From the entries below, say how many lines carry the word "true", and give nothing but the number.

··· Records for processing

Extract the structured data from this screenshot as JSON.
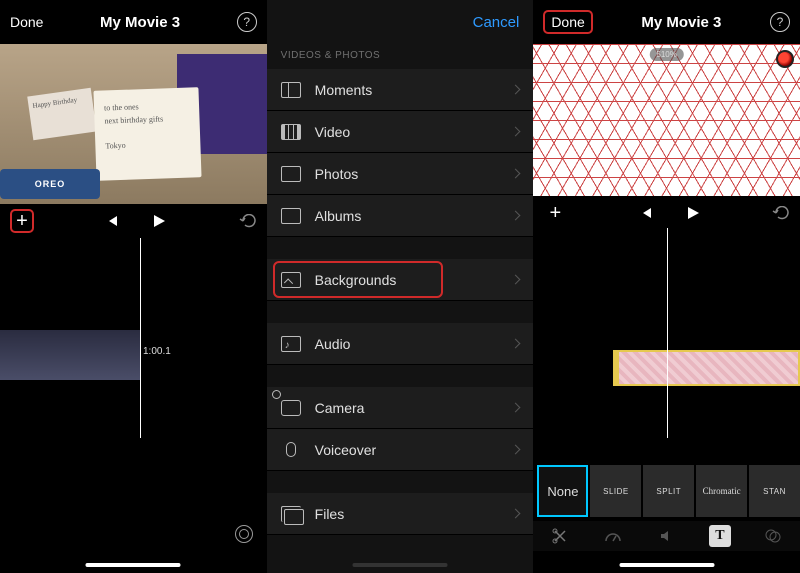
{
  "panel1": {
    "done_label": "Done",
    "title": "My Movie 3",
    "clip_duration": "1:00.1",
    "greeting_card": "Happy Birthday",
    "oreo_label": "OREO"
  },
  "panel2": {
    "cancel_label": "Cancel",
    "section_header": "VIDEOS & PHOTOS",
    "items": [
      {
        "label": "Moments"
      },
      {
        "label": "Video"
      },
      {
        "label": "Photos"
      },
      {
        "label": "Albums"
      },
      {
        "label": "Backgrounds"
      },
      {
        "label": "Audio"
      },
      {
        "label": "Camera"
      },
      {
        "label": "Voiceover"
      },
      {
        "label": "Files"
      }
    ]
  },
  "panel3": {
    "done_label": "Done",
    "title": "My Movie 3",
    "zoom_label": "510%",
    "title_tiles": [
      {
        "label": "None"
      },
      {
        "label": "SLIDE"
      },
      {
        "label": "SPLIT"
      },
      {
        "label": "Chromatic"
      },
      {
        "label": "STAN"
      }
    ]
  }
}
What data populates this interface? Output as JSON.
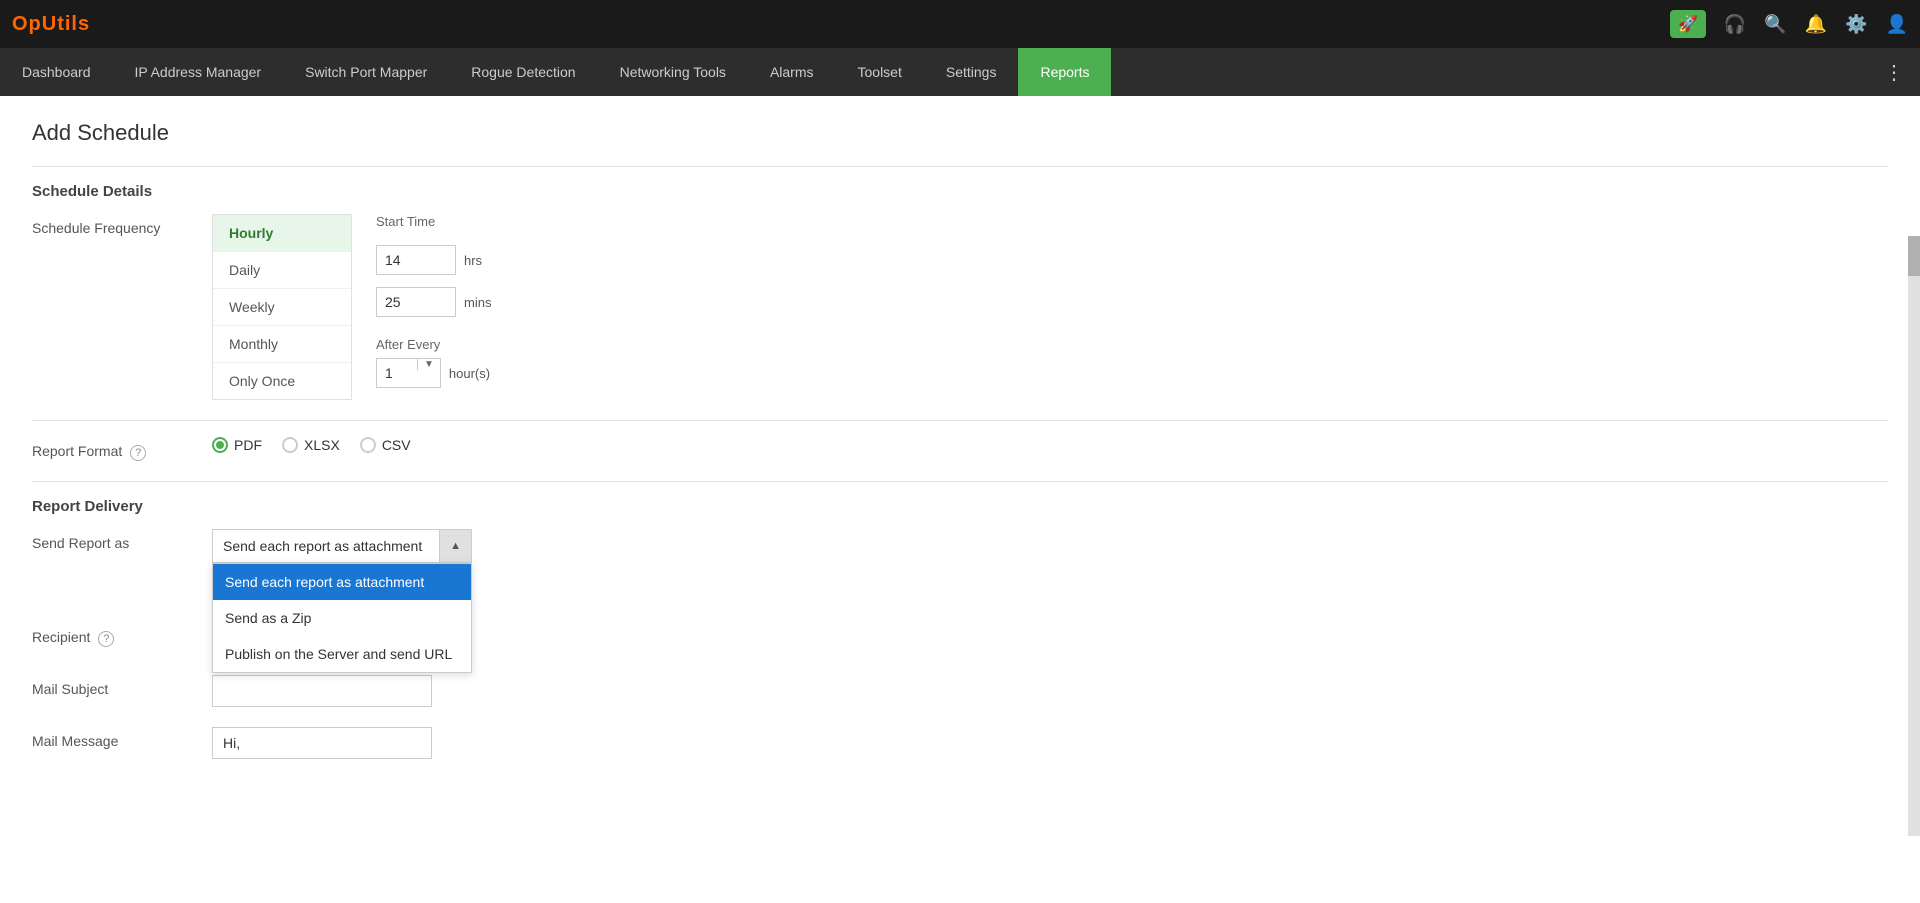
{
  "app": {
    "logo": "OpUtils"
  },
  "topbar": {
    "icons": [
      "rocket",
      "headset",
      "search",
      "bell",
      "gear",
      "user"
    ]
  },
  "navbar": {
    "items": [
      {
        "label": "Dashboard",
        "active": false
      },
      {
        "label": "IP Address Manager",
        "active": false
      },
      {
        "label": "Switch Port Mapper",
        "active": false
      },
      {
        "label": "Rogue Detection",
        "active": false
      },
      {
        "label": "Networking Tools",
        "active": false
      },
      {
        "label": "Alarms",
        "active": false
      },
      {
        "label": "Toolset",
        "active": false
      },
      {
        "label": "Settings",
        "active": false
      },
      {
        "label": "Reports",
        "active": true
      }
    ]
  },
  "page": {
    "title": "Add Schedule"
  },
  "schedule_details": {
    "section_title": "Schedule Details",
    "frequency_label": "Schedule Frequency",
    "frequencies": [
      {
        "label": "Hourly",
        "active": true
      },
      {
        "label": "Daily",
        "active": false
      },
      {
        "label": "Weekly",
        "active": false
      },
      {
        "label": "Monthly",
        "active": false
      },
      {
        "label": "Only Once",
        "active": false
      }
    ],
    "start_time_label": "Start Time",
    "hours_value": "14",
    "hours_unit": "hrs",
    "mins_value": "25",
    "mins_unit": "mins",
    "after_every_label": "After Every",
    "after_every_value": "1",
    "after_every_unit": "hour(s)"
  },
  "report_format": {
    "section_title": "Report Format",
    "label": "Report Format",
    "help": "?",
    "options": [
      {
        "label": "PDF",
        "checked": true
      },
      {
        "label": "XLSX",
        "checked": false
      },
      {
        "label": "CSV",
        "checked": false
      }
    ]
  },
  "report_delivery": {
    "section_title": "Report Delivery",
    "send_report_as_label": "Send Report as",
    "dropdown_value": "Send each report as attachment",
    "dropdown_options": [
      {
        "label": "Send each report as attachment",
        "selected": true
      },
      {
        "label": "Send as a Zip",
        "selected": false
      },
      {
        "label": "Publish on the Server and send URL",
        "selected": false
      }
    ],
    "recipient_label": "Recipient",
    "recipient_help": "?",
    "recipient_value": "",
    "mail_subject_label": "Mail Subject",
    "mail_subject_value": "",
    "mail_message_label": "Mail Message",
    "mail_message_value": "Hi,"
  }
}
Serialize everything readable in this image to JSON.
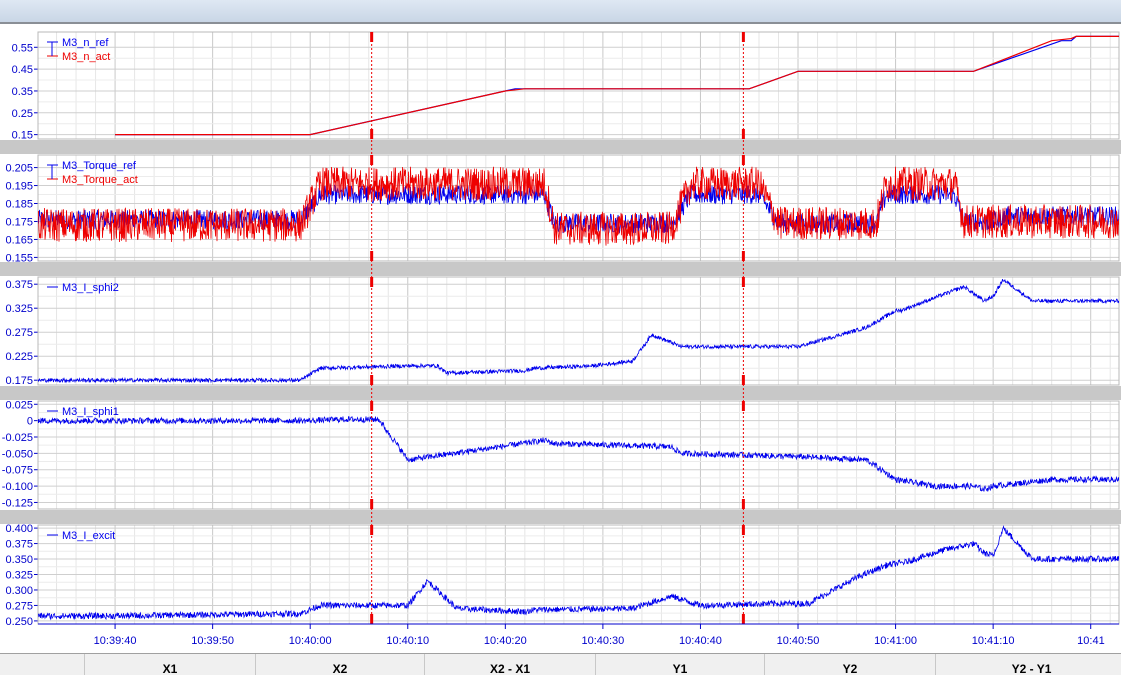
{
  "chart_data": [
    {
      "type": "line",
      "ylim": [
        0.13,
        0.62
      ],
      "yticks": [
        "0.55",
        "0.45",
        "0.35",
        "0.25",
        "0.15"
      ],
      "ytick_values": [
        0.55,
        0.45,
        0.35,
        0.25,
        0.15
      ],
      "series": [
        {
          "name": "M3_n_ref",
          "color": "#0000ee",
          "x": [
            -20,
            0,
            21,
            35,
            45,
            50,
            62,
            68,
            77,
            78,
            78.5,
            130
          ],
          "y": [
            0.15,
            0.15,
            0.36,
            0.36,
            0.36,
            0.44,
            0.44,
            0.44,
            0.58,
            0.58,
            0.6,
            0.6
          ]
        },
        {
          "name": "M3_n_act",
          "color": "#ee0000",
          "x": [
            -20,
            0,
            20,
            22,
            35,
            45,
            50,
            62,
            68,
            76,
            78,
            78.5,
            130
          ],
          "y": [
            0.15,
            0.15,
            0.35,
            0.36,
            0.36,
            0.36,
            0.44,
            0.44,
            0.44,
            0.58,
            0.59,
            0.6,
            0.6
          ]
        }
      ],
      "noise": [
        0,
        0
      ]
    },
    {
      "type": "line",
      "ylim": [
        0.153,
        0.212
      ],
      "yticks": [
        "0.205",
        "0.195",
        "0.185",
        "0.175",
        "0.165",
        "0.155"
      ],
      "ytick_values": [
        0.205,
        0.195,
        0.185,
        0.175,
        0.165,
        0.155
      ],
      "series": [
        {
          "name": "M3_Torque_ref",
          "color": "#0000ee",
          "x": [
            -20,
            -1,
            1,
            9,
            10,
            24,
            25,
            32,
            33,
            37,
            39,
            46,
            48,
            58,
            59,
            66,
            67,
            70,
            71,
            130
          ],
          "y": [
            0.176,
            0.176,
            0.19,
            0.19,
            0.19,
            0.19,
            0.174,
            0.174,
            0.174,
            0.174,
            0.19,
            0.19,
            0.174,
            0.174,
            0.19,
            0.19,
            0.175,
            0.175,
            0.178,
            0.178
          ]
        },
        {
          "name": "M3_Torque_act",
          "color": "#ee0000",
          "x": [
            -20,
            -1,
            1,
            9,
            10,
            24,
            25,
            32,
            33,
            37,
            39,
            46,
            48,
            58,
            59,
            66,
            67,
            70,
            71,
            130
          ],
          "y": [
            0.173,
            0.173,
            0.196,
            0.196,
            0.196,
            0.196,
            0.171,
            0.171,
            0.171,
            0.171,
            0.196,
            0.196,
            0.174,
            0.174,
            0.196,
            0.196,
            0.175,
            0.175,
            0.175,
            0.175
          ]
        }
      ],
      "noise": [
        0.0055,
        0.0095
      ]
    },
    {
      "type": "line",
      "ylim": [
        0.165,
        0.39
      ],
      "yticks": [
        "0.375",
        "0.325",
        "0.275",
        "0.225",
        "0.175"
      ],
      "ytick_values": [
        0.375,
        0.325,
        0.275,
        0.225,
        0.175
      ],
      "series": [
        {
          "name": "M3_I_sphi2",
          "color": "#0000ee",
          "x": [
            -20,
            -1,
            1,
            10,
            13,
            14,
            22,
            23,
            29,
            33,
            35,
            38,
            50,
            57,
            60,
            60.5,
            67,
            69,
            70,
            71,
            74,
            130
          ],
          "y": [
            0.175,
            0.175,
            0.2,
            0.205,
            0.205,
            0.19,
            0.195,
            0.2,
            0.205,
            0.215,
            0.27,
            0.245,
            0.245,
            0.285,
            0.32,
            0.32,
            0.37,
            0.34,
            0.35,
            0.385,
            0.34,
            0.34
          ]
        }
      ],
      "noise": [
        0.004
      ]
    },
    {
      "type": "line",
      "ylim": [
        -0.135,
        0.03
      ],
      "yticks": [
        "0.025",
        "0",
        "-0.025",
        "-0.050",
        "-0.075",
        "-0.100",
        "-0.125"
      ],
      "ytick_values": [
        0.025,
        0,
        -0.025,
        -0.05,
        -0.075,
        -0.1,
        -0.125
      ],
      "series": [
        {
          "name": "M3_I_sphi1",
          "color": "#0000ee",
          "x": [
            -20,
            0,
            3,
            7,
            10,
            24,
            25,
            37,
            38,
            50,
            57,
            60,
            64,
            68,
            69,
            70,
            76,
            130
          ],
          "y": [
            0,
            0,
            0.002,
            0.002,
            -0.06,
            -0.03,
            -0.035,
            -0.04,
            -0.05,
            -0.055,
            -0.06,
            -0.09,
            -0.1,
            -0.1,
            -0.105,
            -0.1,
            -0.09,
            -0.09
          ]
        }
      ],
      "noise": [
        0.0045
      ]
    },
    {
      "type": "line",
      "ylim": [
        0.245,
        0.405
      ],
      "yticks": [
        "0.400",
        "0.375",
        "0.350",
        "0.325",
        "0.300",
        "0.275",
        "0.250"
      ],
      "ytick_values": [
        0.4,
        0.375,
        0.35,
        0.325,
        0.3,
        0.275,
        0.25
      ],
      "series": [
        {
          "name": "M3_I_excit",
          "color": "#0000ee",
          "x": [
            -20,
            -1,
            1,
            10,
            12,
            15,
            22,
            23,
            33,
            37,
            40,
            47,
            51,
            56,
            59,
            61,
            65,
            68,
            69,
            70,
            71,
            74,
            130
          ],
          "y": [
            0.258,
            0.262,
            0.275,
            0.275,
            0.315,
            0.27,
            0.265,
            0.268,
            0.27,
            0.29,
            0.275,
            0.278,
            0.278,
            0.32,
            0.34,
            0.345,
            0.365,
            0.375,
            0.36,
            0.355,
            0.4,
            0.35,
            0.35
          ]
        }
      ],
      "noise": [
        0.005
      ]
    }
  ],
  "x_axis": {
    "tick_labels": [
      "10:39:40",
      "10:39:50",
      "10:40:00",
      "10:40:10",
      "10:40:20",
      "10:40:30",
      "10:40:40",
      "10:40:50",
      "10:41:00",
      "10:41:10",
      "10:41"
    ],
    "tick_values": [
      -20,
      -10,
      0,
      10,
      20,
      30,
      40,
      50,
      60,
      70,
      80
    ],
    "xlim": [
      -27.9,
      82.9
    ]
  },
  "cursors": {
    "x1": 6.3,
    "x2": 44.4,
    "color": "#ee0000"
  },
  "status_bar": {
    "cells": [
      "",
      "X1",
      "X2",
      "X2 - X1",
      "Y1",
      "Y2",
      "Y2 - Y1"
    ]
  },
  "colors": {
    "panel_gap": "#c8c8c8",
    "grid": "#d8d8d8",
    "axis_text": "#0000cc"
  }
}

······

Response to the task: 4